→ REQUIREMENTS:
Every line that contains the word "text" should be copied out.

Entries from a dataset:
** BEGIN **
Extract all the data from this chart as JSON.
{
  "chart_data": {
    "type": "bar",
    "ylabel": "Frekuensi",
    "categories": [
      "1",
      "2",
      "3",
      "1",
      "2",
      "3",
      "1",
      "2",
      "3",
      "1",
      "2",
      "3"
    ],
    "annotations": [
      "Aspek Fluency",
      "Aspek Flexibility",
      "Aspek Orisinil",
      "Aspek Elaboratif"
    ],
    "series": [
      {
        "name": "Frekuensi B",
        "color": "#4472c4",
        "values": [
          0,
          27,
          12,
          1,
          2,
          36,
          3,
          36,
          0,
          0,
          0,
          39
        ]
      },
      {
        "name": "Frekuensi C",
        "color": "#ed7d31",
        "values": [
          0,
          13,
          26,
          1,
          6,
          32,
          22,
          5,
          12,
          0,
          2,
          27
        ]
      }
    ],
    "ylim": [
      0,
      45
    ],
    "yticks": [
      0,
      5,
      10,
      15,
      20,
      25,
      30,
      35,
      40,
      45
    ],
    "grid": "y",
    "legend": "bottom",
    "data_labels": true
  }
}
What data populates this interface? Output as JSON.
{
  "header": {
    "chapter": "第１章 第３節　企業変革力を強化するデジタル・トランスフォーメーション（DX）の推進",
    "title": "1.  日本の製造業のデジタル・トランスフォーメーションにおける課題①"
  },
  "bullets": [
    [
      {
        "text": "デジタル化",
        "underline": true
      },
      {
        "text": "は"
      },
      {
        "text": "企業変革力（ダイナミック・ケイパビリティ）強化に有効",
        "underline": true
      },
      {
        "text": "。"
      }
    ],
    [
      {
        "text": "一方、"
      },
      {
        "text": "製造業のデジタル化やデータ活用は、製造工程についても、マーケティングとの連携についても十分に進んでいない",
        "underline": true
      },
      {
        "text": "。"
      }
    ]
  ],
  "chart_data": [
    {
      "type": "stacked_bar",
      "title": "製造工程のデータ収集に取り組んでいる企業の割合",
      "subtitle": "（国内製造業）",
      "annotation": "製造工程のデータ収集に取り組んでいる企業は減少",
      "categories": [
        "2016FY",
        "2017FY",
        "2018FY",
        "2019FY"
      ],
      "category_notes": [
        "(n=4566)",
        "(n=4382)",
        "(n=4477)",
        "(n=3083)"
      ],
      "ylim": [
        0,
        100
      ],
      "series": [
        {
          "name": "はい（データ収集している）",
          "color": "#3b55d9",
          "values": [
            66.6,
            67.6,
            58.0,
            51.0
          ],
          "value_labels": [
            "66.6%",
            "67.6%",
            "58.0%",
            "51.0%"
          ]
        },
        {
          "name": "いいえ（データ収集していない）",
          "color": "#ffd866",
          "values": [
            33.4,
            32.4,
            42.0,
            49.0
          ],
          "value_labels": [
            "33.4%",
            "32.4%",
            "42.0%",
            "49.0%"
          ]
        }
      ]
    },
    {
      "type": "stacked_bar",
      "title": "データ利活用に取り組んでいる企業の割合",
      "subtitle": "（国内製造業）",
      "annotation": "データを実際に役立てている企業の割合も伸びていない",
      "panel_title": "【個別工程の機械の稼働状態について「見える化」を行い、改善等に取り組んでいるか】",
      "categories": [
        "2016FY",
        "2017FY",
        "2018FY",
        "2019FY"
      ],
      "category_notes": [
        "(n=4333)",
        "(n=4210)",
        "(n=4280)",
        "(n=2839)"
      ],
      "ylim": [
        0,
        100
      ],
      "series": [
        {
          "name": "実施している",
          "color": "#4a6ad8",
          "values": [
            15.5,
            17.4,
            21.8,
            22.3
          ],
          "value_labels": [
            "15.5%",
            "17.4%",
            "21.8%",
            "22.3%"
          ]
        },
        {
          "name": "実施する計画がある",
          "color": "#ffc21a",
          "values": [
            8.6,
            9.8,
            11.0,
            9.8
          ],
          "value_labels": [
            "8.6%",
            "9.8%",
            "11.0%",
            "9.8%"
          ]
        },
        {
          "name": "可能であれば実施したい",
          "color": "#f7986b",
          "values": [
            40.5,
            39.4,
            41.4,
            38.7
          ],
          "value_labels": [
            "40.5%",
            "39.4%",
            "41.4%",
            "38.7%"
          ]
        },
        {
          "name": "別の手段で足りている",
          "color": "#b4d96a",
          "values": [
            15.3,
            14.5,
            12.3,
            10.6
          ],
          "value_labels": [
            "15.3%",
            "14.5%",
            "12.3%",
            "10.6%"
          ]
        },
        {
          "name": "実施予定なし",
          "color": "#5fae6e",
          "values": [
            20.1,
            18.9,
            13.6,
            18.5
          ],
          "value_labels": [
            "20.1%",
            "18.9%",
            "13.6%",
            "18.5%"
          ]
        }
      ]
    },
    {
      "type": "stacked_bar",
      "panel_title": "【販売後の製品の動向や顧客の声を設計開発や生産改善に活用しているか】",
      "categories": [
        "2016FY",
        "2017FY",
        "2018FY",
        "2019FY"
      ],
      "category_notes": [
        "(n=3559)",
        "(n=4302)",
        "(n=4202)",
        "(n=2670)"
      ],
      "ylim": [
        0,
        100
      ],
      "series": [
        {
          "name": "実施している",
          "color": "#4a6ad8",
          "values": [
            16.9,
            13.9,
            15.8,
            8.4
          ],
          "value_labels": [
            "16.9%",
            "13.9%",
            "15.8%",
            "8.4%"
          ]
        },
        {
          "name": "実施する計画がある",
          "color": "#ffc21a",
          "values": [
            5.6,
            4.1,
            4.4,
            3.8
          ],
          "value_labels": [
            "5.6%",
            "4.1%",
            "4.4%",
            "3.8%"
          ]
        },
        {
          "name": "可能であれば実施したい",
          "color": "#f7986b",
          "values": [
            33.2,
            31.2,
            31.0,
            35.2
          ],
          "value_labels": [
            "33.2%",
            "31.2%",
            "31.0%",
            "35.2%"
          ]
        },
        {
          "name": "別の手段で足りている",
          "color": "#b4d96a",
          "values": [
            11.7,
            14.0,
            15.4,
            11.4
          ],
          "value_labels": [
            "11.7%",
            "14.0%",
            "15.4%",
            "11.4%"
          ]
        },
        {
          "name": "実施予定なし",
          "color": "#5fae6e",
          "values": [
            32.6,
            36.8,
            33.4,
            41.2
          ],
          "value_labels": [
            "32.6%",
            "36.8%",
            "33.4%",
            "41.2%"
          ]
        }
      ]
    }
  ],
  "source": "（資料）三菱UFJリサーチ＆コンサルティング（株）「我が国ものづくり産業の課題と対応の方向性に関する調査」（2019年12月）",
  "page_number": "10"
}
** END **
→ OUTPUT OF THE EXERCISE:
        "text": "デジタル化",
        "text": "は"
        "text": "企業変革力（ダイナミック・ケイパビリティ）強化に有効",
        "text": "。"
        "text": "一方、"
        "text": "製造業のデジタル化やデータ活用は、製造工程についても、マーケティングとの連携についても十分に進んでいない",
        "text": "。"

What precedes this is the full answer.